Which lines include the word "peso"? Copy each of them.

━━━ RECORDED DATA

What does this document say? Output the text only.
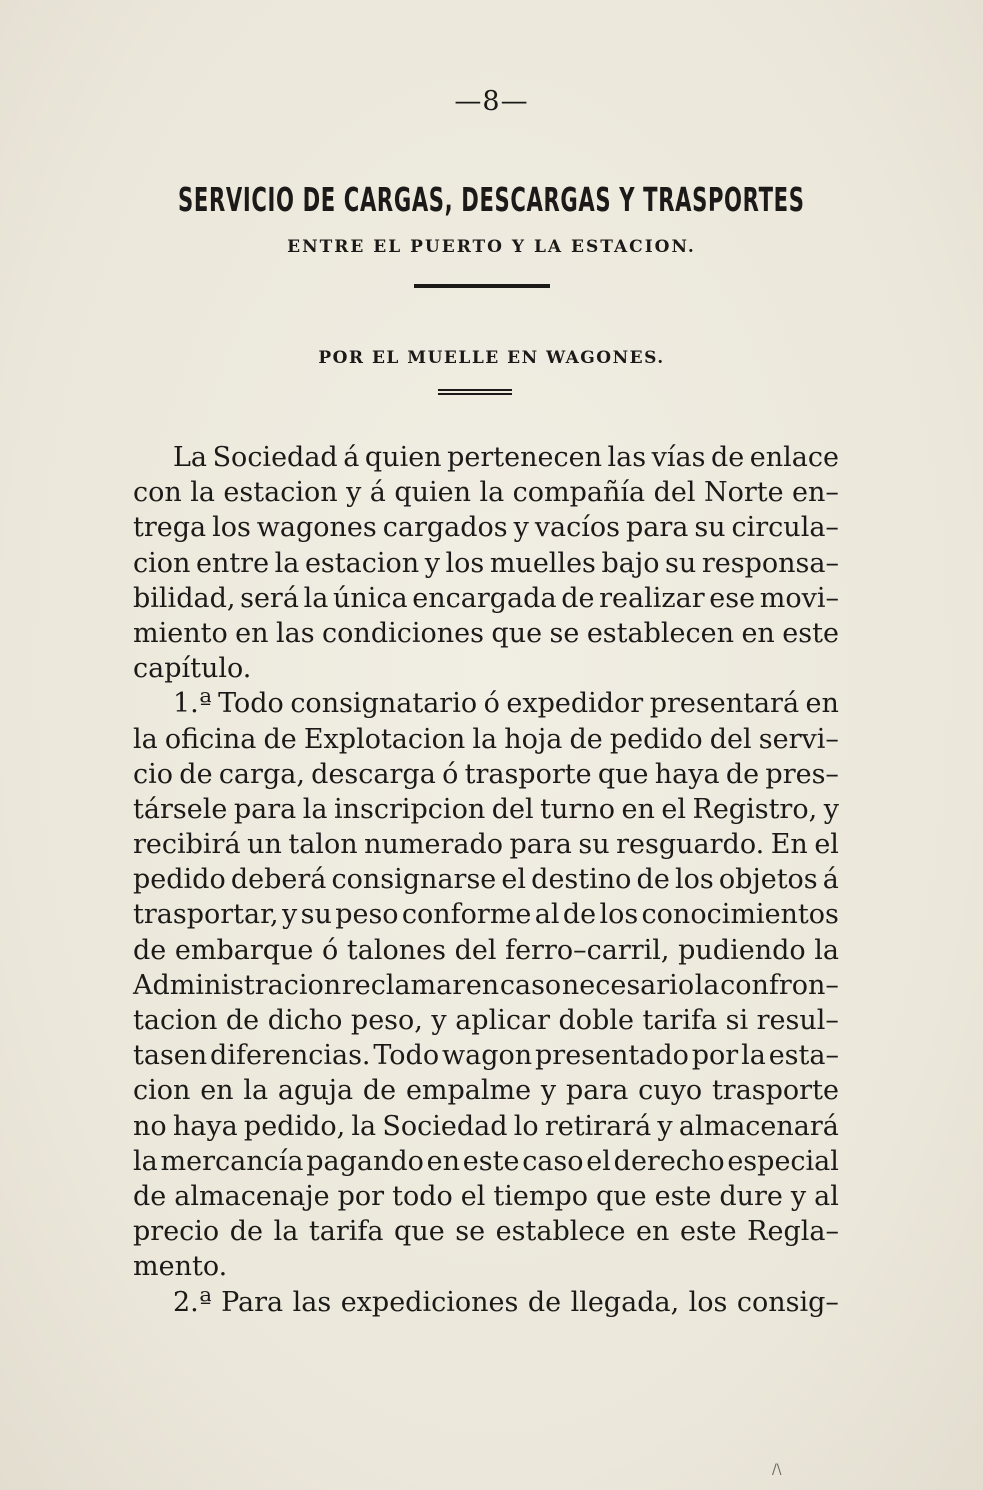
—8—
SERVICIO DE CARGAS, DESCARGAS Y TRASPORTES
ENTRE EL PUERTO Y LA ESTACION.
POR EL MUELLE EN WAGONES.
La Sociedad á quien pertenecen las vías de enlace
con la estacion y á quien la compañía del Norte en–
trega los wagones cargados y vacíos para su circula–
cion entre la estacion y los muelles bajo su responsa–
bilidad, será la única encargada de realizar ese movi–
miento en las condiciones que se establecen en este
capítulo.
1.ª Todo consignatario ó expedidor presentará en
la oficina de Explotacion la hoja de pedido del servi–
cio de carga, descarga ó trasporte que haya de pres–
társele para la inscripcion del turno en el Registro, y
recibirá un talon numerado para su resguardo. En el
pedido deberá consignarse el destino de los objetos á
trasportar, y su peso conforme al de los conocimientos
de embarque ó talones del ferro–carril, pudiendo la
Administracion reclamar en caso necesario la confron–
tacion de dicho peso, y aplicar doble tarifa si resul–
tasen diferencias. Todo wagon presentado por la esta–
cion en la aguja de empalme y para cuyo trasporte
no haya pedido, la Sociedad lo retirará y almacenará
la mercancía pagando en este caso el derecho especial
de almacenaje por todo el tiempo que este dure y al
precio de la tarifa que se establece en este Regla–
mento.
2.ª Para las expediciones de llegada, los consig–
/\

━━━━━━

### EXERCISE RESPONSE
trasportar, y su peso conforme al de los conocimientos
tacion de dicho peso, y aplicar doble tarifa si resul–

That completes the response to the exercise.